- [Record excerpts]

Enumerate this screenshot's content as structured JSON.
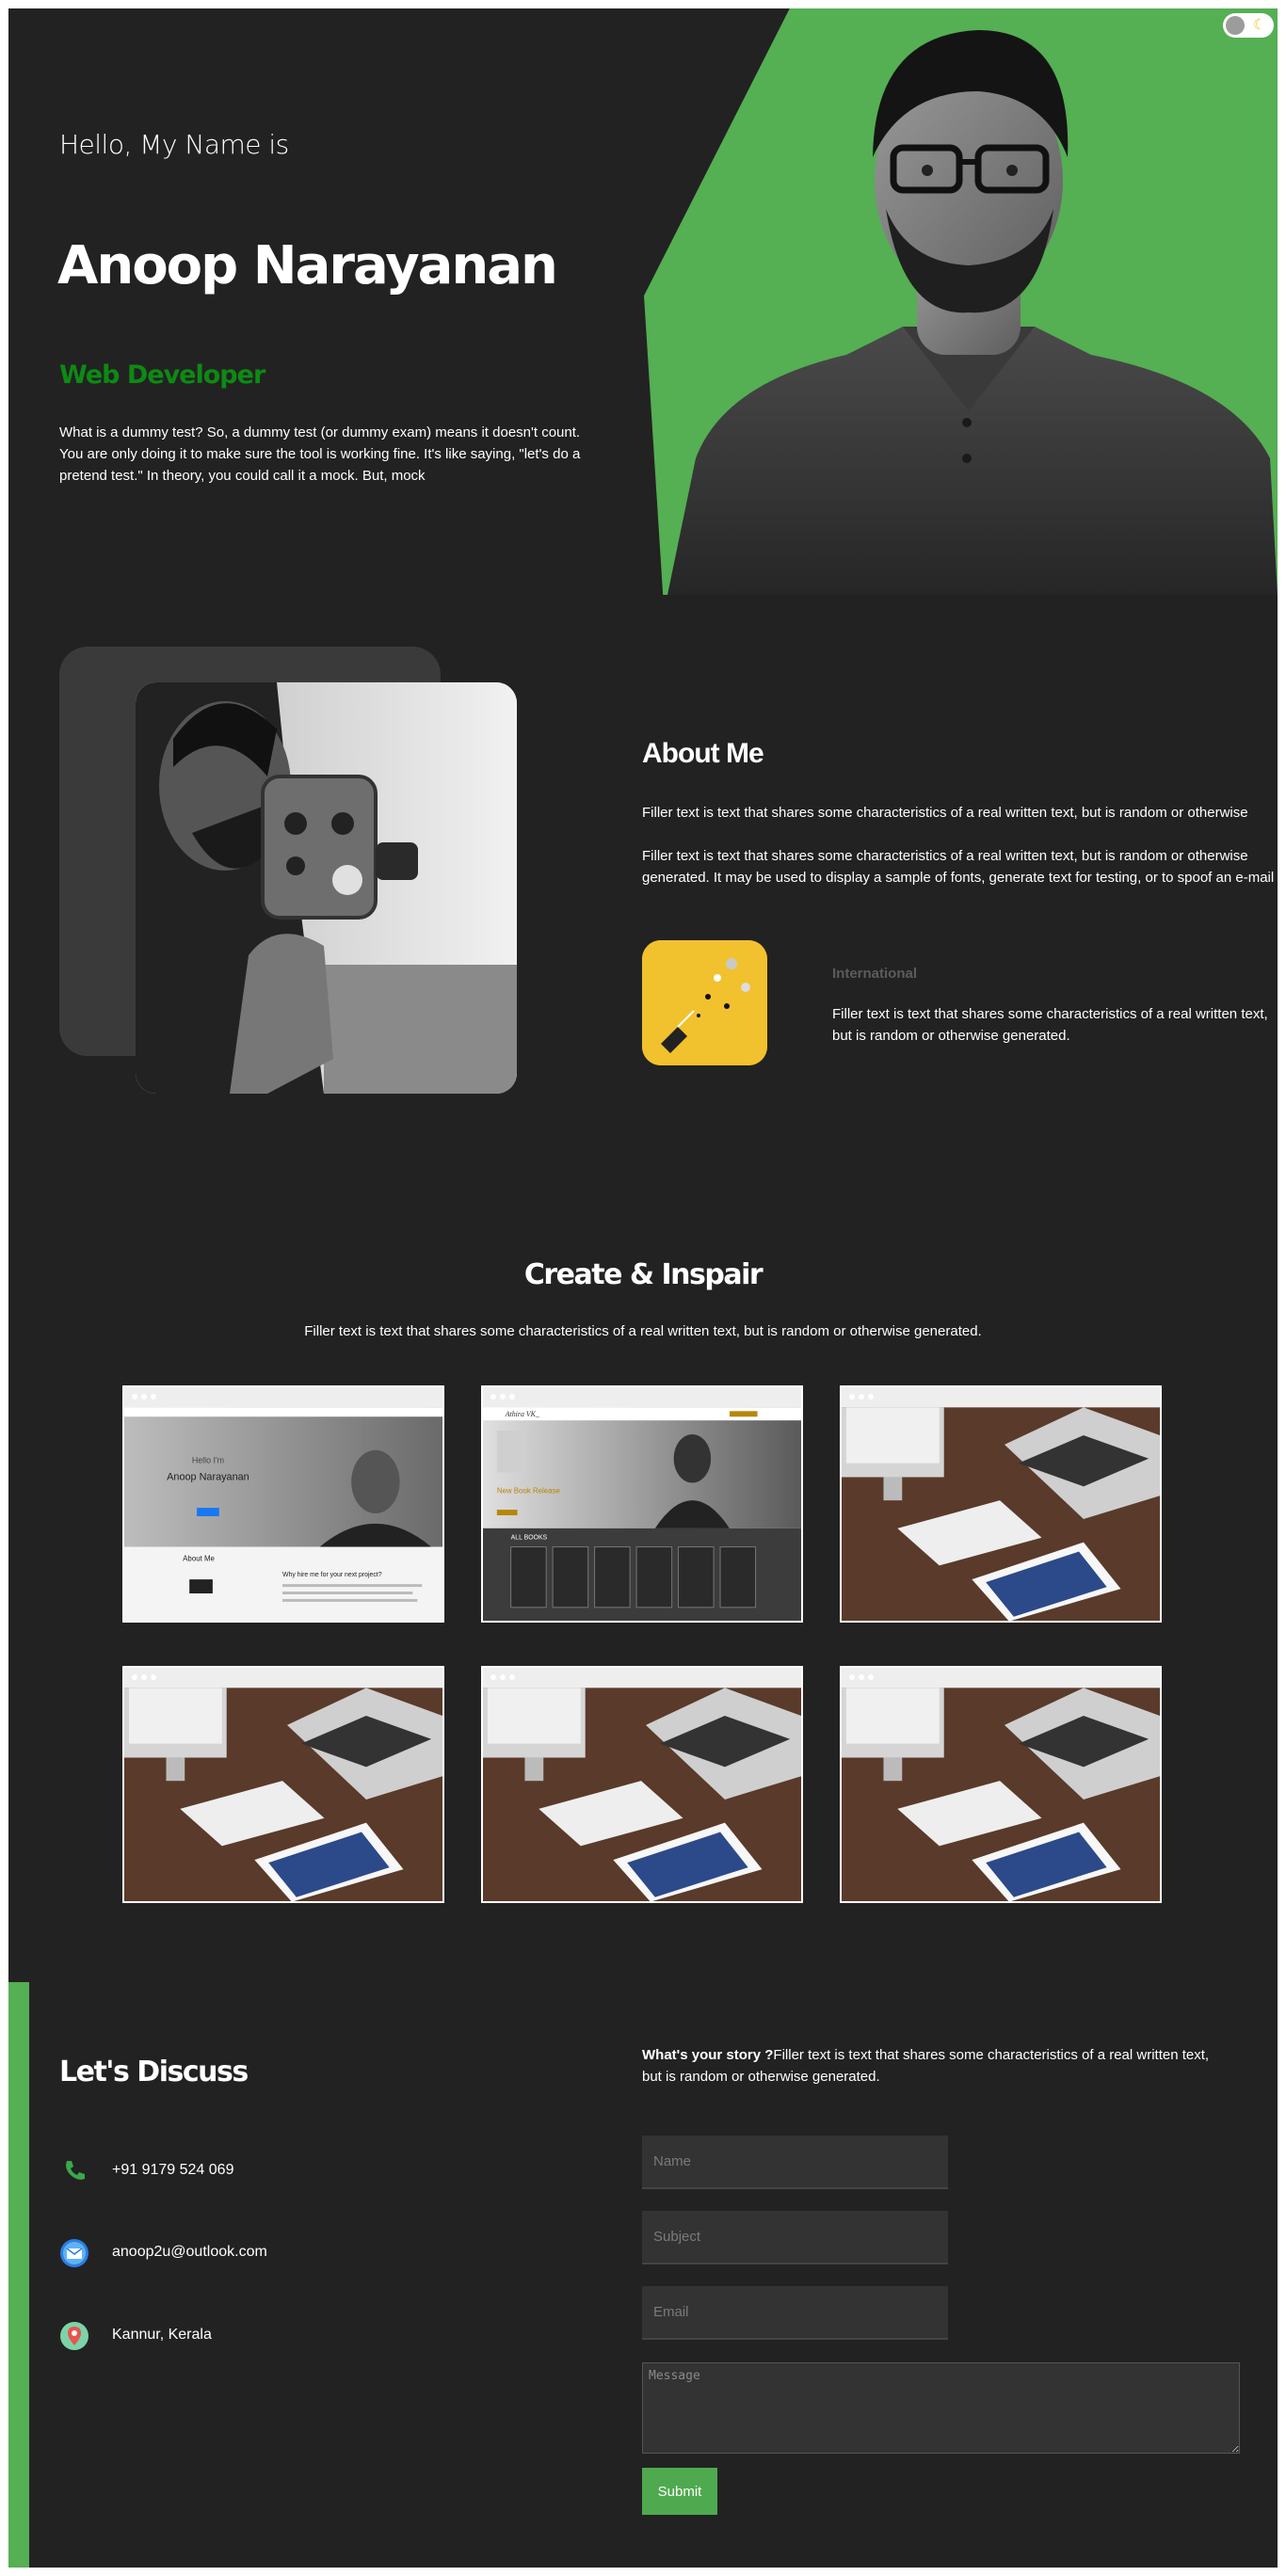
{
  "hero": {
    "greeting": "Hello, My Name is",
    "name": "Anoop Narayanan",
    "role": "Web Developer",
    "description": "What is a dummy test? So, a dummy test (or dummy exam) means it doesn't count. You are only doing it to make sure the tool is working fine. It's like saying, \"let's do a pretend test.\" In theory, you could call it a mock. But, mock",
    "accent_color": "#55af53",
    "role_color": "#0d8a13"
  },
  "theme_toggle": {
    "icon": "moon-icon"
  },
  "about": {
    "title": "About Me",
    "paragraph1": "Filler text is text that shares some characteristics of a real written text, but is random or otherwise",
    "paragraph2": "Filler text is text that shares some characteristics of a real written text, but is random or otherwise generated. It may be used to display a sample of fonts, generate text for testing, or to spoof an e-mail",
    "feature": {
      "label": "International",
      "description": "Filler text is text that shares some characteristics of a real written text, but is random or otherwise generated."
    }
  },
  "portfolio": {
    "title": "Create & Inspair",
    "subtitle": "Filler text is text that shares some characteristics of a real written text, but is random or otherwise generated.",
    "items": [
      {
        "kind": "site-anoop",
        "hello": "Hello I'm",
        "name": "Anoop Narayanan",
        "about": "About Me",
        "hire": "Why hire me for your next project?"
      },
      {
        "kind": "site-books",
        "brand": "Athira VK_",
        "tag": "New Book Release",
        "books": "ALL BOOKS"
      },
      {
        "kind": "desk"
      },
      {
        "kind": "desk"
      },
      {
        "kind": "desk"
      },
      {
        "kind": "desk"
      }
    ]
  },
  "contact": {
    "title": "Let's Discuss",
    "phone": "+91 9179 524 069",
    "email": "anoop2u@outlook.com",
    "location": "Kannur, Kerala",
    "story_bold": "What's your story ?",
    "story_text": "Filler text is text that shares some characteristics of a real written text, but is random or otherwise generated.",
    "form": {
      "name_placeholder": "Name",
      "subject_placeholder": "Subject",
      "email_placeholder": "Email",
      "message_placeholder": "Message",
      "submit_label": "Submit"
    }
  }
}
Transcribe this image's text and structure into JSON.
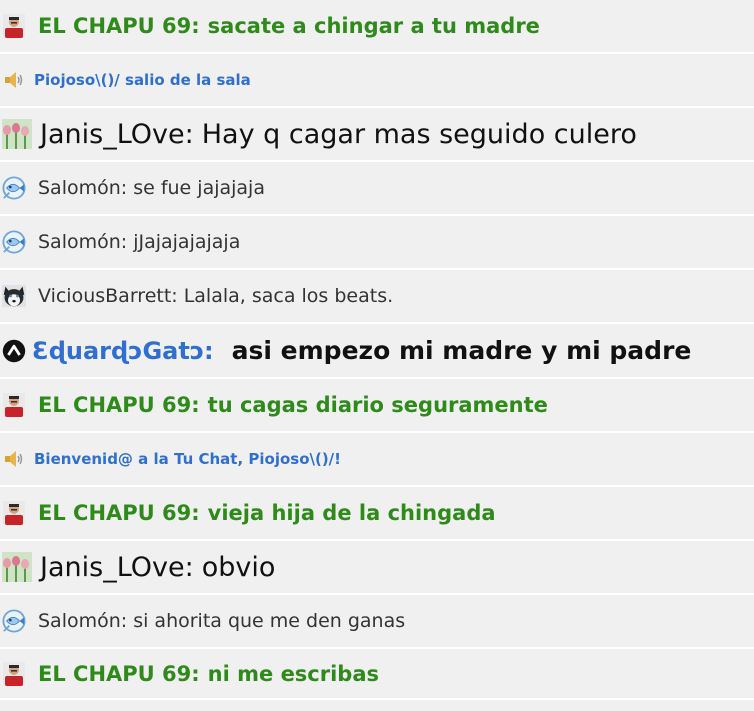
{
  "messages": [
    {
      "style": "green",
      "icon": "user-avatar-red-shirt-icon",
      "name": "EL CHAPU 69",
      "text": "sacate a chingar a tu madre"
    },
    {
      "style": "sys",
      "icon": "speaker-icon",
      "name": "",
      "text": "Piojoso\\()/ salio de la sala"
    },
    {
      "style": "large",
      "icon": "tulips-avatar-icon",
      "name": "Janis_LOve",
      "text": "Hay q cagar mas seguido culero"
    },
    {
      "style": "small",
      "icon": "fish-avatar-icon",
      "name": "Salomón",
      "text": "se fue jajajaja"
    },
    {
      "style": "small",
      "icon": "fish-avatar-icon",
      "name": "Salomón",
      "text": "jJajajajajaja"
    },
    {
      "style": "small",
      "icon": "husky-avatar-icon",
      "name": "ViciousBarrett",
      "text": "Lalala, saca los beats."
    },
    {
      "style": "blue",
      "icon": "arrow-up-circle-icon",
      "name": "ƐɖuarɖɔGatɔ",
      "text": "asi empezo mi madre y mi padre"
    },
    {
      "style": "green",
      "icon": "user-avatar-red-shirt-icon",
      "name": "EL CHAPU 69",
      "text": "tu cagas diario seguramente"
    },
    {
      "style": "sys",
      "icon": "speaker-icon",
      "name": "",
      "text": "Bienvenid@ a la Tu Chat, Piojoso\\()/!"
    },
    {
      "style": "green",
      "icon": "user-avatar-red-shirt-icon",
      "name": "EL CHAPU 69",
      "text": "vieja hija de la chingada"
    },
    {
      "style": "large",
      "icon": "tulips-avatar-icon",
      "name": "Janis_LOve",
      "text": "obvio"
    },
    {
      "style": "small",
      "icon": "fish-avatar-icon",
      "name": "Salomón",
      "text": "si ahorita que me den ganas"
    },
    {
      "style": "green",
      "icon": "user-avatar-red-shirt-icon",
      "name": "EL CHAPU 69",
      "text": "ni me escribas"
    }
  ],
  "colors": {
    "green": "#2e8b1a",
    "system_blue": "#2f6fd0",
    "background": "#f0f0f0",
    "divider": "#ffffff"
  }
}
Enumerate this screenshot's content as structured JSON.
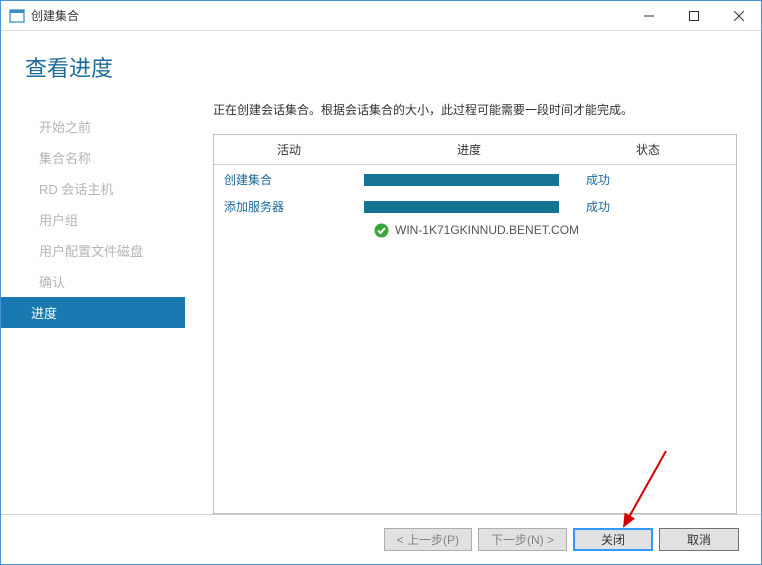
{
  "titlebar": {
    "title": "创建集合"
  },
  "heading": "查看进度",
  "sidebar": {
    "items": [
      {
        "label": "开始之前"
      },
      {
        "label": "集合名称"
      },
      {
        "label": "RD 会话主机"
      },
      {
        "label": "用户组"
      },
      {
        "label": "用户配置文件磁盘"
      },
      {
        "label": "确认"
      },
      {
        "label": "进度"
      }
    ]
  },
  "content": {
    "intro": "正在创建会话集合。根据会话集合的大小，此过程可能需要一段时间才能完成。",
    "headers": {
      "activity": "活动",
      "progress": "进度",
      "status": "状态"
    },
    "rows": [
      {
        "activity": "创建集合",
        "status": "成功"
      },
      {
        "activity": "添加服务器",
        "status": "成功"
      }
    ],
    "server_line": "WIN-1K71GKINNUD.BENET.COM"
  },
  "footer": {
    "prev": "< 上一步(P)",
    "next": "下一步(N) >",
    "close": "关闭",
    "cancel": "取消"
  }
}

- [Task requirements] Give every record back exactly as it reads, with no images.

- [Exercise result]
Enumerate this screenshot's content as structured JSON.
{
  "hero": {
    "greeting": "Hello, My Name is",
    "name": "Anoop Narayanan",
    "role": "Web Developer",
    "description": "What is a dummy test? So, a dummy test (or dummy exam) means it doesn't count. You are only doing it to make sure the tool is working fine. It's like saying, \"let's do a pretend test.\" In theory, you could call it a mock. But, mock",
    "accent_color": "#55af53",
    "role_color": "#0d8a13"
  },
  "theme_toggle": {
    "icon": "moon-icon"
  },
  "about": {
    "title": "About Me",
    "paragraph1": "Filler text is text that shares some characteristics of a real written text, but is random or otherwise",
    "paragraph2": "Filler text is text that shares some characteristics of a real written text, but is random or otherwise generated. It may be used to display a sample of fonts, generate text for testing, or to spoof an e-mail",
    "feature": {
      "label": "International",
      "description": "Filler text is text that shares some characteristics of a real written text, but is random or otherwise generated."
    }
  },
  "portfolio": {
    "title": "Create & Inspair",
    "subtitle": "Filler text is text that shares some characteristics of a real written text, but is random or otherwise generated.",
    "items": [
      {
        "kind": "site-anoop",
        "hello": "Hello I'm",
        "name": "Anoop Narayanan",
        "about": "About Me",
        "hire": "Why hire me for your next project?"
      },
      {
        "kind": "site-books",
        "brand": "Athira VK_",
        "tag": "New Book Release",
        "books": "ALL BOOKS"
      },
      {
        "kind": "desk"
      },
      {
        "kind": "desk"
      },
      {
        "kind": "desk"
      },
      {
        "kind": "desk"
      }
    ]
  },
  "contact": {
    "title": "Let's Discuss",
    "phone": "+91 9179 524 069",
    "email": "anoop2u@outlook.com",
    "location": "Kannur, Kerala",
    "story_bold": "What's your story ?",
    "story_text": "Filler text is text that shares some characteristics of a real written text, but is random or otherwise generated.",
    "form": {
      "name_placeholder": "Name",
      "subject_placeholder": "Subject",
      "email_placeholder": "Email",
      "message_placeholder": "Message",
      "submit_label": "Submit"
    }
  }
}
Transcribe this image's text and structure into JSON.
{
  "messages": [
    {
      "style": "green",
      "icon": "user-avatar-red-shirt-icon",
      "name": "EL CHAPU 69",
      "text": "sacate a chingar a tu madre"
    },
    {
      "style": "sys",
      "icon": "speaker-icon",
      "name": "",
      "text": "Piojoso\\()/ salio de la sala"
    },
    {
      "style": "large",
      "icon": "tulips-avatar-icon",
      "name": "Janis_LOve",
      "text": "Hay q cagar mas seguido culero"
    },
    {
      "style": "small",
      "icon": "fish-avatar-icon",
      "name": "Salomón",
      "text": "se fue jajajaja"
    },
    {
      "style": "small",
      "icon": "fish-avatar-icon",
      "name": "Salomón",
      "text": "jJajajajajaja"
    },
    {
      "style": "small",
      "icon": "husky-avatar-icon",
      "name": "ViciousBarrett",
      "text": "Lalala, saca los beats."
    },
    {
      "style": "blue",
      "icon": "arrow-up-circle-icon",
      "name": "ƐɖuarɖɔGatɔ",
      "text": "asi empezo mi madre y mi padre"
    },
    {
      "style": "green",
      "icon": "user-avatar-red-shirt-icon",
      "name": "EL CHAPU 69",
      "text": "tu cagas diario seguramente"
    },
    {
      "style": "sys",
      "icon": "speaker-icon",
      "name": "",
      "text": "Bienvenid@ a la Tu Chat, Piojoso\\()/!"
    },
    {
      "style": "green",
      "icon": "user-avatar-red-shirt-icon",
      "name": "EL CHAPU 69",
      "text": "vieja hija de la chingada"
    },
    {
      "style": "large",
      "icon": "tulips-avatar-icon",
      "name": "Janis_LOve",
      "text": "obvio"
    },
    {
      "style": "small",
      "icon": "fish-avatar-icon",
      "name": "Salomón",
      "text": "si ahorita que me den ganas"
    },
    {
      "style": "green",
      "icon": "user-avatar-red-shirt-icon",
      "name": "EL CHAPU 69",
      "text": "ni me escribas"
    }
  ],
  "colors": {
    "green": "#2e8b1a",
    "system_blue": "#2f6fd0",
    "background": "#f0f0f0",
    "divider": "#ffffff"
  }
}
Enumerate this screenshot's content as structured JSON.
{
  "titlebar": {
    "title": "创建集合"
  },
  "heading": "查看进度",
  "sidebar": {
    "items": [
      {
        "label": "开始之前"
      },
      {
        "label": "集合名称"
      },
      {
        "label": "RD 会话主机"
      },
      {
        "label": "用户组"
      },
      {
        "label": "用户配置文件磁盘"
      },
      {
        "label": "确认"
      },
      {
        "label": "进度"
      }
    ]
  },
  "content": {
    "intro": "正在创建会话集合。根据会话集合的大小，此过程可能需要一段时间才能完成。",
    "headers": {
      "activity": "活动",
      "progress": "进度",
      "status": "状态"
    },
    "rows": [
      {
        "activity": "创建集合",
        "status": "成功"
      },
      {
        "activity": "添加服务器",
        "status": "成功"
      }
    ],
    "server_line": "WIN-1K71GKINNUD.BENET.COM"
  },
  "footer": {
    "prev": "< 上一步(P)",
    "next": "下一步(N) >",
    "close": "关闭",
    "cancel": "取消"
  }
}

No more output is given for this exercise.